Data entries
- - - - - - -

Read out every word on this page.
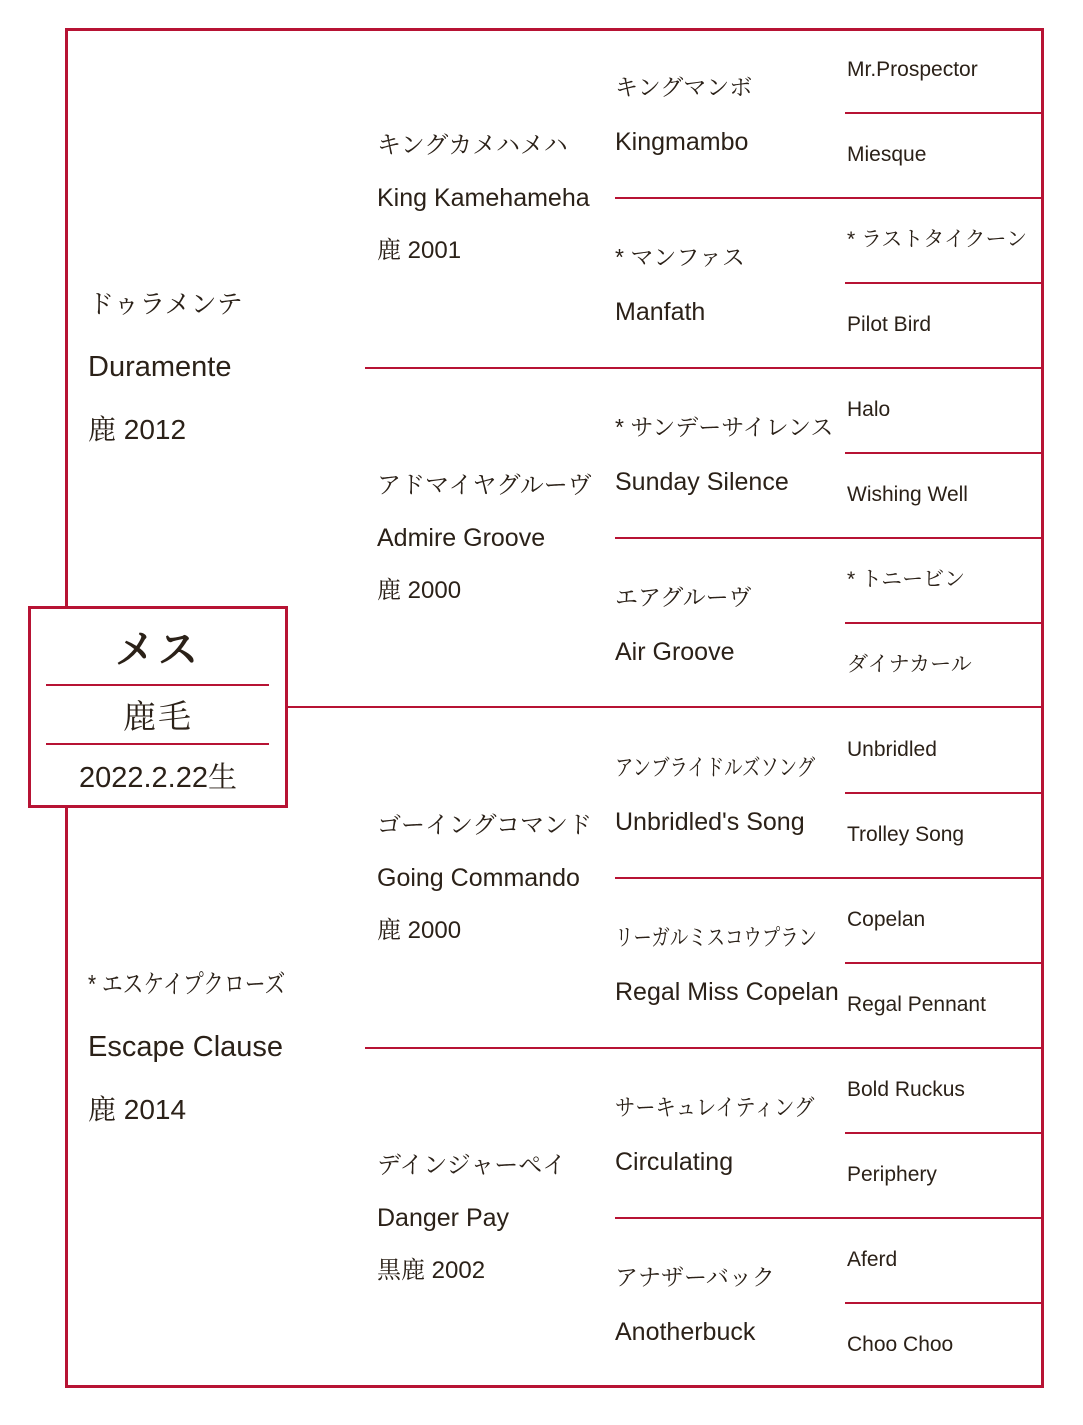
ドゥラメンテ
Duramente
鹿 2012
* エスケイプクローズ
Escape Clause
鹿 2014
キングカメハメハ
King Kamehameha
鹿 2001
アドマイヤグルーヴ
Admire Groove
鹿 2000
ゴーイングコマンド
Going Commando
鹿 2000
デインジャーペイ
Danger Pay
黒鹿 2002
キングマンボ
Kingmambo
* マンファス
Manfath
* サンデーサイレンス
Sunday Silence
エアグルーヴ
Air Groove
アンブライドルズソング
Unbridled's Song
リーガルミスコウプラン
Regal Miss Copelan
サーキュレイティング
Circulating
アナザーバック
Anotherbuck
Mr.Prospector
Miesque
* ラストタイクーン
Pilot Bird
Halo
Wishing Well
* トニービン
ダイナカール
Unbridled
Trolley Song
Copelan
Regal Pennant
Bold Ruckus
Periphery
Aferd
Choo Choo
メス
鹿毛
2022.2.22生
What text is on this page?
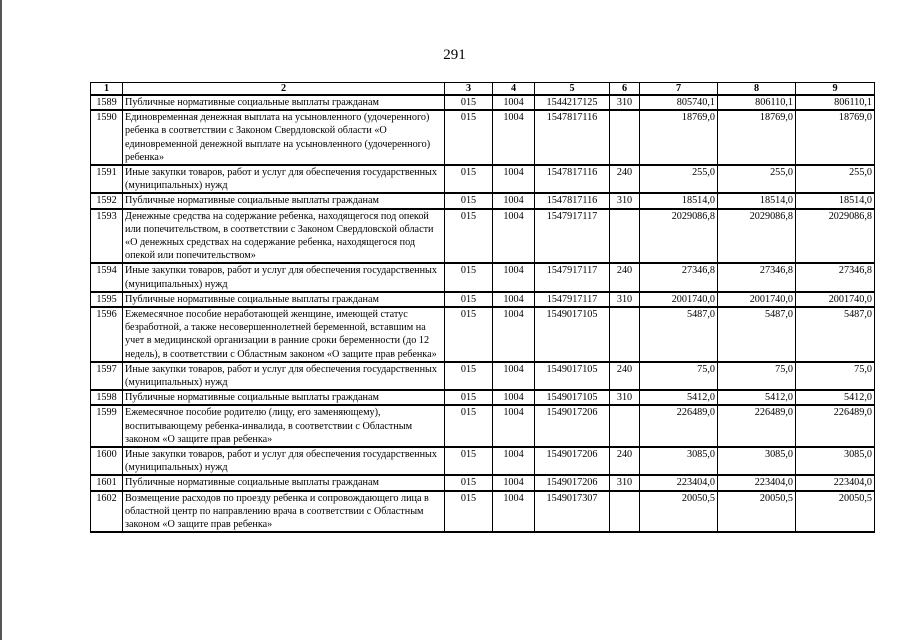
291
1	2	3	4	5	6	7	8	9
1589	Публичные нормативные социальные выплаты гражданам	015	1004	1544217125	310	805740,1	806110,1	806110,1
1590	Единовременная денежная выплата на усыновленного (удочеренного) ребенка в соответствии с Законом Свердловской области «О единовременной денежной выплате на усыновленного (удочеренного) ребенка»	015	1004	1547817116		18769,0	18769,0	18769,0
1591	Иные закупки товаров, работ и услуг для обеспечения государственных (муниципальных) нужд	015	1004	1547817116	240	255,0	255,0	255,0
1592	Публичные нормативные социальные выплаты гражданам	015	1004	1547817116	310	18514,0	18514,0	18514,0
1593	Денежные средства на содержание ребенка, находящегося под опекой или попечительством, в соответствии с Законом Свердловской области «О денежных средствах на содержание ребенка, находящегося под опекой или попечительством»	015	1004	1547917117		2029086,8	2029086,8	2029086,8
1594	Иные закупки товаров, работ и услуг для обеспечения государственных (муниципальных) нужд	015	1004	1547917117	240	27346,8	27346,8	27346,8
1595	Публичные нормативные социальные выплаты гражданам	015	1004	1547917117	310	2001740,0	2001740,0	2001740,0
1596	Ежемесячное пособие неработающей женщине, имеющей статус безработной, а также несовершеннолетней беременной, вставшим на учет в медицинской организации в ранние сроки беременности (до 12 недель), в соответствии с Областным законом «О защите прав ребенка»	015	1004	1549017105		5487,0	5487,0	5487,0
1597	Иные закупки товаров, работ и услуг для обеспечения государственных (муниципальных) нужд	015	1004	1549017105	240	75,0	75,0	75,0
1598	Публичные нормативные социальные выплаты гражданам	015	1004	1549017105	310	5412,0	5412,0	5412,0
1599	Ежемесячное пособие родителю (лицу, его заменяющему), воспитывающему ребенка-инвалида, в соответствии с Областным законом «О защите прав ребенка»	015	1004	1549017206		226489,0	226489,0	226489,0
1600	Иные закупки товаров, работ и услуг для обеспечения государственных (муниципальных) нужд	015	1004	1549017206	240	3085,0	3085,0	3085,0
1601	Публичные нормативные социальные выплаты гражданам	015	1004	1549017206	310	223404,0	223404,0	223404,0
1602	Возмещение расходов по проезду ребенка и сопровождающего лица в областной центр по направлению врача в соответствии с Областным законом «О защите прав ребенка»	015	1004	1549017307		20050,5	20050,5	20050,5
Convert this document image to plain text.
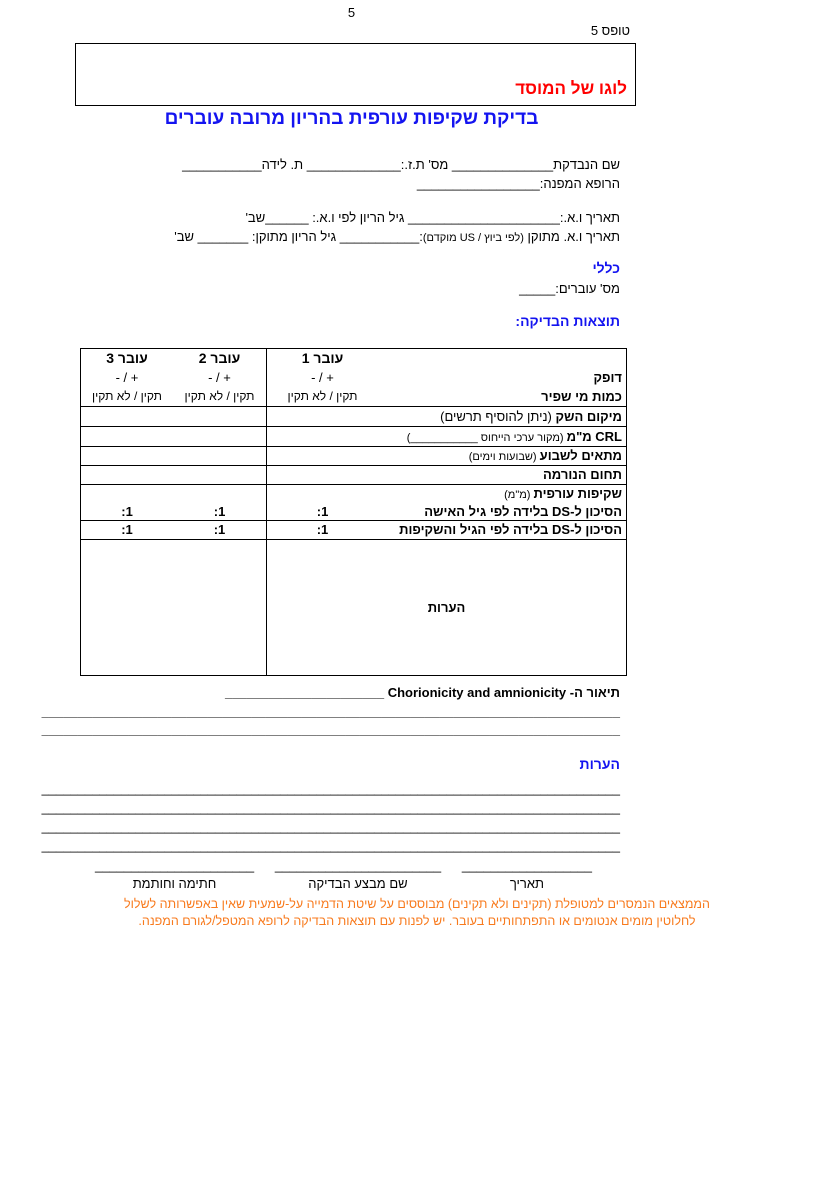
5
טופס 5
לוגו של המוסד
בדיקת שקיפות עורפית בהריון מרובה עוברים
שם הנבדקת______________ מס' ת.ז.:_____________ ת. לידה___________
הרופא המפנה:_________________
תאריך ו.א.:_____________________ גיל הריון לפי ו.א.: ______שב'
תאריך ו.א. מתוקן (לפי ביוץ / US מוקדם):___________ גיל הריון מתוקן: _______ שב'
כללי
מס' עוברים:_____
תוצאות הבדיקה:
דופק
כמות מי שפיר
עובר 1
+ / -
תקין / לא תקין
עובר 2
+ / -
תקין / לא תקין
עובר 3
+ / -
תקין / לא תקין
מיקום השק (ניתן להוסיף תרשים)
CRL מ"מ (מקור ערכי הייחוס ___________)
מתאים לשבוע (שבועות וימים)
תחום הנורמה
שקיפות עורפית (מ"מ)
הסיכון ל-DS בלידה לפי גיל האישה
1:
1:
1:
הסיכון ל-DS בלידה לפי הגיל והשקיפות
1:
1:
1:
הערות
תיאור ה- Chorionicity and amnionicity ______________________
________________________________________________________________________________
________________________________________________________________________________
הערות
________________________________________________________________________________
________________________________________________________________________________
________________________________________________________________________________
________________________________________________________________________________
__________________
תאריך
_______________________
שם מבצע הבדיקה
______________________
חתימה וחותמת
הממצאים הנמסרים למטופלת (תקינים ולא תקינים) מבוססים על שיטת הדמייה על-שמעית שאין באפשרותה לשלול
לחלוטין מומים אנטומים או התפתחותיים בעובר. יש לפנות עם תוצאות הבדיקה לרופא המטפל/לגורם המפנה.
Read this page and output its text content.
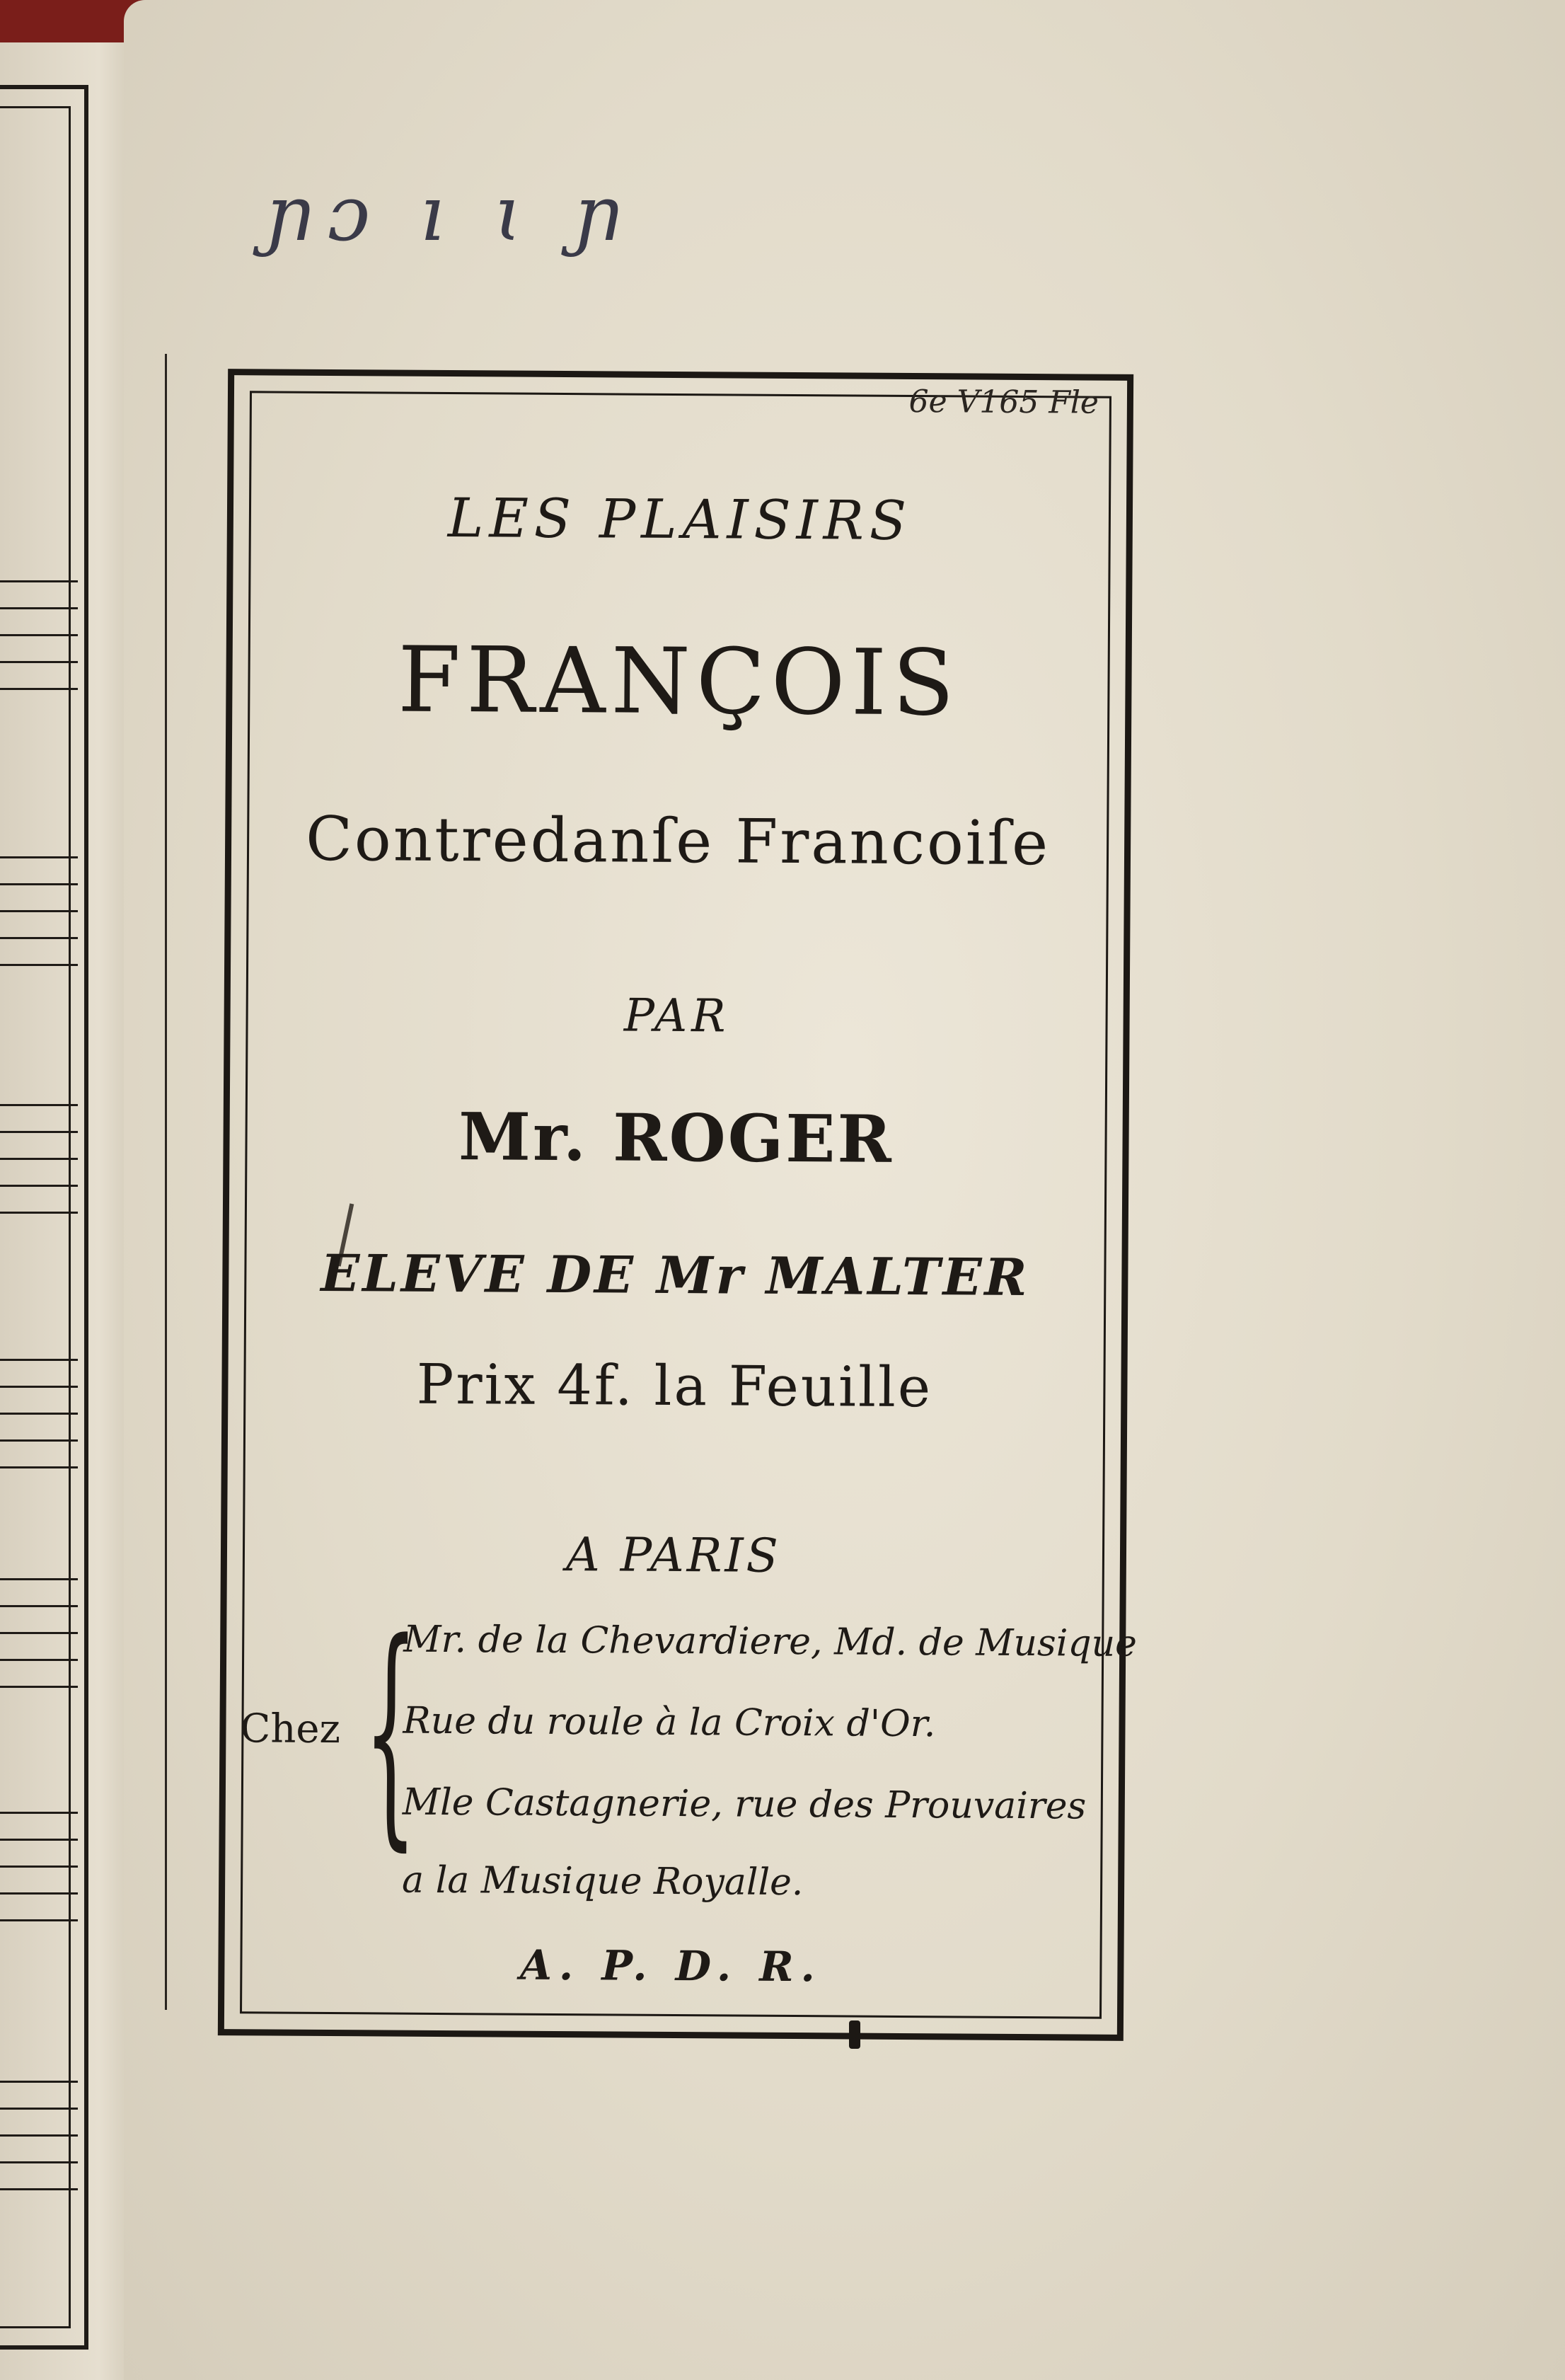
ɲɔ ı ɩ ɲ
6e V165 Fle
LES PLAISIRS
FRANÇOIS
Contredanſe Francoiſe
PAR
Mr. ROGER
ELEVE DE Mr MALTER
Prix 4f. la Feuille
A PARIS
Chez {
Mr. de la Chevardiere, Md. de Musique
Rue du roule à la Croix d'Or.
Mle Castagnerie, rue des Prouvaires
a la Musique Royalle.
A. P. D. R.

- - - - - - -

● **TASK PROMPT**:
Set the listing down in full and exactly. Pictures within it should not appear in the copy.

● **WRITTEN ANSWER**:
Read out every word on this page.
ドゥラメンテ
Duramente
鹿 2012
* エスケイプクローズ
Escape Clause
鹿 2014
キングカメハメハ
King Kamehameha
鹿 2001
アドマイヤグルーヴ
Admire Groove
鹿 2000
ゴーイングコマンド
Going Commando
鹿 2000
デインジャーペイ
Danger Pay
黒鹿 2002
キングマンボ
Kingmambo
* マンファス
Manfath
* サンデーサイレンス
Sunday Silence
エアグルーヴ
Air Groove
アンブライドルズソング
Unbridled's Song
リーガルミスコウプラン
Regal Miss Copelan
サーキュレイティング
Circulating
アナザーバック
Anotherbuck
Mr.Prospector
Miesque
* ラストタイクーン
Pilot Bird
Halo
Wishing Well
* トニービン
ダイナカール
Unbridled
Trolley Song
Copelan
Regal Pennant
Bold Ruckus
Periphery
Aferd
Choo Choo
メス
鹿毛
2022.2.22生
What text is on this page?
291
1	2	3	4	5	6	7	8	9
1589	Публичные нормативные социальные выплаты гражданам	015	1004	1544217125	310	805740,1	806110,1	806110,1
1590	Единовременная денежная выплата на усыновленного (удочеренного) ребенка в соответствии с Законом Свердловской области «О единовременной денежной выплате на усыновленного (удочеренного) ребенка»	015	1004	1547817116		18769,0	18769,0	18769,0
1591	Иные закупки товаров, работ и услуг для обеспечения государственных (муниципальных) нужд	015	1004	1547817116	240	255,0	255,0	255,0
1592	Публичные нормативные социальные выплаты гражданам	015	1004	1547817116	310	18514,0	18514,0	18514,0
1593	Денежные средства на содержание ребенка, находящегося под опекой или попечительством, в соответствии с Законом Свердловской области «О денежных средствах на содержание ребенка, находящегося под опекой или попечительством»	015	1004	1547917117		2029086,8	2029086,8	2029086,8
1594	Иные закупки товаров, работ и услуг для обеспечения государственных (муниципальных) нужд	015	1004	1547917117	240	27346,8	27346,8	27346,8
1595	Публичные нормативные социальные выплаты гражданам	015	1004	1547917117	310	2001740,0	2001740,0	2001740,0
1596	Ежемесячное пособие неработающей женщине, имеющей статус безработной, а также несовершеннолетней беременной, вставшим на учет в медицинской организации в ранние сроки беременности (до 12 недель), в соответствии с Областным законом «О защите прав ребенка»	015	1004	1549017105		5487,0	5487,0	5487,0
1597	Иные закупки товаров, работ и услуг для обеспечения государственных (муниципальных) нужд	015	1004	1549017105	240	75,0	75,0	75,0
1598	Публичные нормативные социальные выплаты гражданам	015	1004	1549017105	310	5412,0	5412,0	5412,0
1599	Ежемесячное пособие родителю (лицу, его заменяющему), воспитывающему ребенка-инвалида, в соответствии с Областным законом «О защите прав ребенка»	015	1004	1549017206		226489,0	226489,0	226489,0
1600	Иные закупки товаров, работ и услуг для обеспечения государственных (муниципальных) нужд	015	1004	1549017206	240	3085,0	3085,0	3085,0
1601	Публичные нормативные социальные выплаты гражданам	015	1004	1549017206	310	223404,0	223404,0	223404,0
1602	Возмещение расходов по проезду ребенка и сопровождающего лица в областной центр по направлению врача в соответствии с Областным законом «О защите прав ребенка»	015	1004	1549017307		20050,5	20050,5	20050,5
Convert this document image to plain text.
5
טופס 5
לוגו של המוסד
בדיקת שקיפות עורפית בהריון מרובה עוברים
שם הנבדקת______________ מס' ת.ז.:_____________ ת. לידה___________
הרופא המפנה:_________________
תאריך ו.א.:_____________________ גיל הריון לפי ו.א.: ______שב'
תאריך ו.א. מתוקן (לפי ביוץ / US מוקדם):___________ גיל הריון מתוקן: _______ שב'
כללי
מס' עוברים:_____
תוצאות הבדיקה:
דופק
כמות מי שפיר
עובר 1
+ / -
תקין / לא תקין
עובר 2
+ / -
תקין / לא תקין
עובר 3
+ / -
תקין / לא תקין
מיקום השק (ניתן להוסיף תרשים)
CRL מ"מ (מקור ערכי הייחוס ___________)
מתאים לשבוע (שבועות וימים)
תחום הנורמה
שקיפות עורפית (מ"מ)
הסיכון ל-DS בלידה לפי גיל האישה
1:
1:
1:
הסיכון ל-DS בלידה לפי הגיל והשקיפות
1:
1:
1:
הערות
תיאור ה- Chorionicity and amnionicity ______________________
________________________________________________________________________________
________________________________________________________________________________
הערות
________________________________________________________________________________
________________________________________________________________________________
________________________________________________________________________________
________________________________________________________________________________
__________________
תאריך
_______________________
שם מבצע הבדיקה
______________________
חתימה וחותמת
הממצאים הנמסרים למטופלת (תקינים ולא תקינים) מבוססים על שיטת הדמייה על-שמעית שאין באפשרותה לשלול
לחלוטין מומים אנטומים או התפתחותיים בעובר. יש לפנות עם תוצאות הבדיקה לרופא המטפל/לגורם המפנה.
Read this page and output its text content.
ɲɔ ı ɩ ɲ
6e V165 Fle
LES PLAISIRS
FRANÇOIS
Contredanſe Francoiſe
PAR
Mr. ROGER
ELEVE DE Mr MALTER
Prix 4f. la Feuille
A PARIS
Chez {
Mr. de la Chevardiere, Md. de Musique
Rue du roule à la Croix d'Or.
Mle Castagnerie, rue des Prouvaires
a la Musique Royalle.
A. P. D. R.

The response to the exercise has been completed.